↓↓↓

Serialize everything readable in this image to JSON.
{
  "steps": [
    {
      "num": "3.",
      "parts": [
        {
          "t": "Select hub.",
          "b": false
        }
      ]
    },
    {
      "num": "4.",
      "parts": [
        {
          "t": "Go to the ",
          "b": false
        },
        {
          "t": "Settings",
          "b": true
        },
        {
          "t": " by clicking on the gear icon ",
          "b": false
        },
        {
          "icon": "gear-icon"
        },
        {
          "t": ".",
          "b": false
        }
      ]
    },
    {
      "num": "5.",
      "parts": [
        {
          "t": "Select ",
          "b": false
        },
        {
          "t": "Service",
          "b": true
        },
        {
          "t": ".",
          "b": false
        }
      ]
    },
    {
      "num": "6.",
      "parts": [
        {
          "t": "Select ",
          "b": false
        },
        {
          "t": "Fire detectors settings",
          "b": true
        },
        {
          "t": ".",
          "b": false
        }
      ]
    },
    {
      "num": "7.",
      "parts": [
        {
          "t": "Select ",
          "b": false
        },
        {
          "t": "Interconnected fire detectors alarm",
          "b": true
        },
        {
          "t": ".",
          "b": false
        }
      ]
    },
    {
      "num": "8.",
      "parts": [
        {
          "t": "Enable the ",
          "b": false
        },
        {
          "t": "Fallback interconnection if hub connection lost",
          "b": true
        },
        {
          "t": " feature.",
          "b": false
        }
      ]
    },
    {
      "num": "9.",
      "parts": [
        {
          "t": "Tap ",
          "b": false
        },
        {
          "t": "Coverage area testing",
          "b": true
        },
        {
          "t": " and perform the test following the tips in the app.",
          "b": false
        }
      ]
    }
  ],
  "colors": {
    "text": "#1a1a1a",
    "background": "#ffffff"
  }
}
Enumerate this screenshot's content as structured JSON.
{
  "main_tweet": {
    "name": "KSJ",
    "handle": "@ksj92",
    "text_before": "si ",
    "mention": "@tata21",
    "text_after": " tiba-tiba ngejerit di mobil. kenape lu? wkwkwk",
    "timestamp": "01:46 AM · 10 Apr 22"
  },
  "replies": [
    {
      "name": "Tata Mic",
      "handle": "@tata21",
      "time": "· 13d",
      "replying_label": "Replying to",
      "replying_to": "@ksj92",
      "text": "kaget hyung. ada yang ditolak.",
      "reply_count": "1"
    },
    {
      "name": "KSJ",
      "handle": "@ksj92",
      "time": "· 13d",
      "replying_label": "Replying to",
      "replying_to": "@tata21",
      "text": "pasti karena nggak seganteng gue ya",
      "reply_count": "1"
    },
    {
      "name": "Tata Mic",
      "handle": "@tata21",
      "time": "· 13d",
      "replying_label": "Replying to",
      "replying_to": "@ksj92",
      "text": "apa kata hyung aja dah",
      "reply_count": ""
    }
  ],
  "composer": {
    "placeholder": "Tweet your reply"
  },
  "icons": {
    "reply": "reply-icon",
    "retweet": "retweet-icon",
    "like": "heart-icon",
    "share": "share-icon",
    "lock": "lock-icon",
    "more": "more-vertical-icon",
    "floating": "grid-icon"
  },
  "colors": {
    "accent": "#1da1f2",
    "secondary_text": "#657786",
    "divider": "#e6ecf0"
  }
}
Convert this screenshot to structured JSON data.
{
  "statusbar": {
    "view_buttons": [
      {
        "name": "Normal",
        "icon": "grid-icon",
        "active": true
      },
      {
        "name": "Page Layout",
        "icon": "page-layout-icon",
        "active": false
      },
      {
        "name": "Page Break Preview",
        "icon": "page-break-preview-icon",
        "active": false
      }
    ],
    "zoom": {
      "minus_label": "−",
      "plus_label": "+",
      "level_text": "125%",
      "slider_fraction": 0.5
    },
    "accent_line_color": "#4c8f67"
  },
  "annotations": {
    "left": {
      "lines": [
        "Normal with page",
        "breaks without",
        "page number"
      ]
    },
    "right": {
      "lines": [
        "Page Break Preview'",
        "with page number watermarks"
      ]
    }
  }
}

↑↑↑

Keep only the lines from the one containing "Convert this screenshot" to the end of the entries, and repeat them exactly.

### Full output
Convert this screenshot to structured JSON data.
{
  "statusbar": {
    "view_buttons": [
      {
        "name": "Normal",
        "icon": "grid-icon",
        "active": true
      },
      {
        "name": "Page Layout",
        "icon": "page-layout-icon",
        "active": false
      },
      {
        "name": "Page Break Preview",
        "icon": "page-break-preview-icon",
        "active": false
      }
    ],
    "zoom": {
      "minus_label": "−",
      "plus_label": "+",
      "level_text": "125%",
      "slider_fraction": 0.5
    },
    "accent_line_color": "#4c8f67"
  },
  "annotations": {
    "left": {
      "lines": [
        "Normal with page",
        "breaks without",
        "page number"
      ]
    },
    "right": {
      "lines": [
        "Page Break Preview'",
        "with page number watermarks"
      ]
    }
  }
}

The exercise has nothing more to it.